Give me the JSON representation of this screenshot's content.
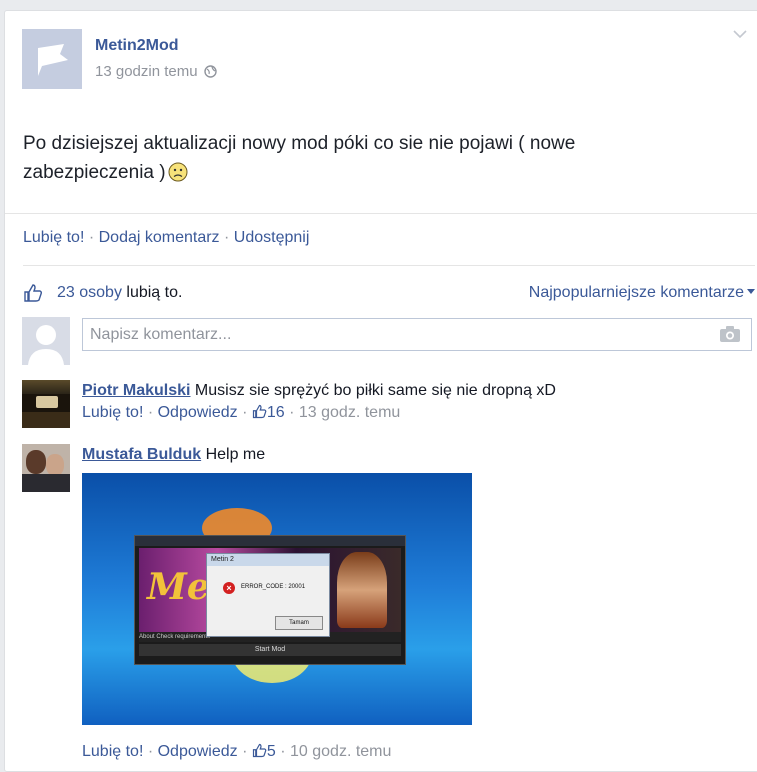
{
  "post": {
    "page_name": "Metin2Mod",
    "time": "13 godzin temu",
    "text": "Po dzisiejszej aktualizacji nowy mod póki co sie nie pojawi ( nowe zabezpieczenia )"
  },
  "actions": {
    "like": "Lubię to!",
    "sep": " · ",
    "comment": "Dodaj komentarz",
    "share": "Udostępnij"
  },
  "likes": {
    "count": "23 osoby",
    "suffix": " lubią to."
  },
  "sort_label": "Najpopularniejsze komentarze",
  "comment_input": {
    "placeholder": "Napisz komentarz..."
  },
  "comments": [
    {
      "author": "Piotr Makulski",
      "text": " Musisz sie sprężyć bo piłki same się nie dropną xD",
      "like": "Lubię to!",
      "reply": "Odpowiedz",
      "likes": "16",
      "time": "13 godz. temu"
    },
    {
      "author": "Mustafa Bulduk",
      "text": " Help me",
      "like": "Lubię to!",
      "reply": "Odpowiedz",
      "likes": "5",
      "time": "10 godz. temu"
    }
  ],
  "attachment": {
    "dialog_title": "Metin 2",
    "error_text": "ERROR_CODE : 20001",
    "button": "Tamam",
    "logo": "Me",
    "tabs": "About   Check requirements",
    "start": "Start Mod"
  },
  "colors": {
    "link": "#3b5998",
    "meta": "#90949c"
  }
}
——
Aim of the exercise.
Reproduce each line exactly as it appears, omitting the pictures.

Response.
Give me the JSON representation of this screenshot's content.
{
  "post": {
    "page_name": "Metin2Mod",
    "time": "13 godzin temu",
    "text": "Po dzisiejszej aktualizacji nowy mod póki co sie nie pojawi ( nowe zabezpieczenia )"
  },
  "actions": {
    "like": "Lubię to!",
    "sep": " · ",
    "comment": "Dodaj komentarz",
    "share": "Udostępnij"
  },
  "likes": {
    "count": "23 osoby",
    "suffix": " lubią to."
  },
  "sort_label": "Najpopularniejsze komentarze",
  "comment_input": {
    "placeholder": "Napisz komentarz..."
  },
  "comments": [
    {
      "author": "Piotr Makulski",
      "text": " Musisz sie sprężyć bo piłki same się nie dropną xD",
      "like": "Lubię to!",
      "reply": "Odpowiedz",
      "likes": "16",
      "time": "13 godz. temu"
    },
    {
      "author": "Mustafa Bulduk",
      "text": " Help me",
      "like": "Lubię to!",
      "reply": "Odpowiedz",
      "likes": "5",
      "time": "10 godz. temu"
    }
  ],
  "attachment": {
    "dialog_title": "Metin 2",
    "error_text": "ERROR_CODE : 20001",
    "button": "Tamam",
    "logo": "Me",
    "tabs": "About   Check requirements",
    "start": "Start Mod"
  },
  "colors": {
    "link": "#3b5998",
    "meta": "#90949c"
  }
}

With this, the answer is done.